--- start STORED DATA ---
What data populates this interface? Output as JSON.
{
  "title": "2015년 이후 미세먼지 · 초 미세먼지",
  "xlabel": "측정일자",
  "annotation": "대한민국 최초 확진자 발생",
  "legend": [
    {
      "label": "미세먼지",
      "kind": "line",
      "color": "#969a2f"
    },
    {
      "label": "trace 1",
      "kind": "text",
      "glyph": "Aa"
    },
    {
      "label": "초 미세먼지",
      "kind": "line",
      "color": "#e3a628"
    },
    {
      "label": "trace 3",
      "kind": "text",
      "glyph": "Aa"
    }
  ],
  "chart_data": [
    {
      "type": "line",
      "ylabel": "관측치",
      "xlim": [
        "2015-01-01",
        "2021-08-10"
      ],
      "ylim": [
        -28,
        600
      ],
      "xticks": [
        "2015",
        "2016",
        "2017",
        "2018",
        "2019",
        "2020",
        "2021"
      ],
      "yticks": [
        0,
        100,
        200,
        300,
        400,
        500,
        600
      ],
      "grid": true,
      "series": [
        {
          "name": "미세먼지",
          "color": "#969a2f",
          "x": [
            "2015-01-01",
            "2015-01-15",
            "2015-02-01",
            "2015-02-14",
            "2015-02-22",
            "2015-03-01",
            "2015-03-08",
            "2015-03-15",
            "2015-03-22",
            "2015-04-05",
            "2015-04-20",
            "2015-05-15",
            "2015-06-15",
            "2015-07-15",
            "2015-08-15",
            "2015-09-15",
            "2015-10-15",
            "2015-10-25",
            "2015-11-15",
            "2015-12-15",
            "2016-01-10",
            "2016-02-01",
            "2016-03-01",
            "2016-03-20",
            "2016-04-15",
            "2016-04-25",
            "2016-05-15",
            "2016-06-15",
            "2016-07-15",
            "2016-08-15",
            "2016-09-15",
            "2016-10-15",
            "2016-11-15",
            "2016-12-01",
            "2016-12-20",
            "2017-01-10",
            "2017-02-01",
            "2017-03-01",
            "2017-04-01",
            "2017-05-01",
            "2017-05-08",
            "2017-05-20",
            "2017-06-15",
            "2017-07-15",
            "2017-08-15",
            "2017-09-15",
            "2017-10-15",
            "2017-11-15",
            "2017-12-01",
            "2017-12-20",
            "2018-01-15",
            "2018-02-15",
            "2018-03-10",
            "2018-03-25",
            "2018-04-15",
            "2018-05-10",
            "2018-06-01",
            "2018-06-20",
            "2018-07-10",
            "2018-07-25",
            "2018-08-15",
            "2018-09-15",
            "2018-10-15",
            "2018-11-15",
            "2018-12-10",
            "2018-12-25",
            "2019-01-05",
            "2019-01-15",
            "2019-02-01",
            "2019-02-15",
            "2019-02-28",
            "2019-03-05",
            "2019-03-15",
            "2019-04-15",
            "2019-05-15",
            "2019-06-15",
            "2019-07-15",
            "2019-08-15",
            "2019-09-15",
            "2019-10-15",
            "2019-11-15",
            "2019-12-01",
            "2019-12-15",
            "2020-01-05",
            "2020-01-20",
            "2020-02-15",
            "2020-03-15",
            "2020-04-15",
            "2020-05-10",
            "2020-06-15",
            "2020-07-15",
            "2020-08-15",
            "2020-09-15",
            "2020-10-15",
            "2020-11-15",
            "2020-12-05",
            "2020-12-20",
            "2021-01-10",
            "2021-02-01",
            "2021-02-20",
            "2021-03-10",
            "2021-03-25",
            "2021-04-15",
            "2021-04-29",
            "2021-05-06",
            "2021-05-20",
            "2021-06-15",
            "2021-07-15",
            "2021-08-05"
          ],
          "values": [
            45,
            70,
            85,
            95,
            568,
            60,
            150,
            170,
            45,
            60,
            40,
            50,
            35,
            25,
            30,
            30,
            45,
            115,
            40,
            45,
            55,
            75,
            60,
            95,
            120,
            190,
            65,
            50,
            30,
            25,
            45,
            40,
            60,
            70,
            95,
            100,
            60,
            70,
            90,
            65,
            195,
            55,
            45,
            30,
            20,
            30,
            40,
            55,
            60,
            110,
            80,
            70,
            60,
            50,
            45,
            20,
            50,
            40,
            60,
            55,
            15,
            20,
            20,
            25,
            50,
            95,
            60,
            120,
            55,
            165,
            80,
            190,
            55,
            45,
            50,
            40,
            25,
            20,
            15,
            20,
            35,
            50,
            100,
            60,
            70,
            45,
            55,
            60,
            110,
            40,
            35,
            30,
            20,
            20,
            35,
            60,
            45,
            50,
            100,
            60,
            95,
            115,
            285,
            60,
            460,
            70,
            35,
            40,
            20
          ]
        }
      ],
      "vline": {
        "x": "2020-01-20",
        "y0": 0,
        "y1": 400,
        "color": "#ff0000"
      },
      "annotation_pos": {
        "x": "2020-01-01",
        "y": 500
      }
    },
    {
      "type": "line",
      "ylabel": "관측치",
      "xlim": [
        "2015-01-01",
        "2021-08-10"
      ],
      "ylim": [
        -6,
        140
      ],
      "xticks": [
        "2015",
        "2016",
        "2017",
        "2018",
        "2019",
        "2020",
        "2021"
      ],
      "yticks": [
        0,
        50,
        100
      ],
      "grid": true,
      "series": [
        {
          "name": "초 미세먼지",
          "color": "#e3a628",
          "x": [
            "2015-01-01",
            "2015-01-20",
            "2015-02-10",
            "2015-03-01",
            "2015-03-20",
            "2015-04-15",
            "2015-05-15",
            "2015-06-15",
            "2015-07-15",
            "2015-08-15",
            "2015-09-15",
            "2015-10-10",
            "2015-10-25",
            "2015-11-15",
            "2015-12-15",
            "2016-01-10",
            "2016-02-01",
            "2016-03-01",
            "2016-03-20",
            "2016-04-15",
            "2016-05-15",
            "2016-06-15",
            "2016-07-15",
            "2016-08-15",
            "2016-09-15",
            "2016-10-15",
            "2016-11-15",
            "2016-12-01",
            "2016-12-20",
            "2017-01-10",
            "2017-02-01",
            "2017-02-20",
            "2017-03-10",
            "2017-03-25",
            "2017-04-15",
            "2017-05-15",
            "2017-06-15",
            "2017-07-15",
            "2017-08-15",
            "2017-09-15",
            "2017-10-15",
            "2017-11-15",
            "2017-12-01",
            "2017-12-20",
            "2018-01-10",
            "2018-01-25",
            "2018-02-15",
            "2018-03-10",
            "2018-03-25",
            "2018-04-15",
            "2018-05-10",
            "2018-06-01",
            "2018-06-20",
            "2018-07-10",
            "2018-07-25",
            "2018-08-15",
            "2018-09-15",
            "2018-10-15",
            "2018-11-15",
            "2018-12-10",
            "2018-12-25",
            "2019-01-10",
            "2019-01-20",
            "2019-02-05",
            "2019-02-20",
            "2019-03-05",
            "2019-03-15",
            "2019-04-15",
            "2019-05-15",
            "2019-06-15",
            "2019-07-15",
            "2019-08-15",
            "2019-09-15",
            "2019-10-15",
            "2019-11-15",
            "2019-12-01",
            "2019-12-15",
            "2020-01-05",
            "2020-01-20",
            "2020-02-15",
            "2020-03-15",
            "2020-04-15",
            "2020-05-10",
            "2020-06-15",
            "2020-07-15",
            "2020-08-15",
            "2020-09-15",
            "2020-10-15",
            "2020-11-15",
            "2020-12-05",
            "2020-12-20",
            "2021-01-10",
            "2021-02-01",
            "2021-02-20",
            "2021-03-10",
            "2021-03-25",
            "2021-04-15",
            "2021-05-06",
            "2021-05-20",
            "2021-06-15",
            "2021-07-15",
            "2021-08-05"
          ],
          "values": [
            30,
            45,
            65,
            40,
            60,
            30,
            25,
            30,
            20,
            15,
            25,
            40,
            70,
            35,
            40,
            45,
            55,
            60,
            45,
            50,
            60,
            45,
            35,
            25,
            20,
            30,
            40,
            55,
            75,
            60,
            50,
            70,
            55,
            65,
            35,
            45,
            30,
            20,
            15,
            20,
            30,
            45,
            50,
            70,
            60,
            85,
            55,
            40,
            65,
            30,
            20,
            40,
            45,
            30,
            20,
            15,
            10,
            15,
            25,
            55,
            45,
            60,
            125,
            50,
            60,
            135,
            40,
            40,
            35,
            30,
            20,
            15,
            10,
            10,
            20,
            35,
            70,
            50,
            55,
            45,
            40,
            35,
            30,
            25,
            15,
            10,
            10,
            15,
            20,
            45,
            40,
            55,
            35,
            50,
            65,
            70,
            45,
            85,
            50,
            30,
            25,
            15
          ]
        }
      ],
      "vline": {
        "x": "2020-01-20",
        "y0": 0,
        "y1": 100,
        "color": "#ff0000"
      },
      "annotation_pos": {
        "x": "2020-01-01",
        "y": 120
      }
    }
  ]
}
--- end STORED DATA ---
PROBLEM REQUIREMENTS - What is the number of lines in the records that contain "color"? Give that number only.

FULL SOLUTION - 6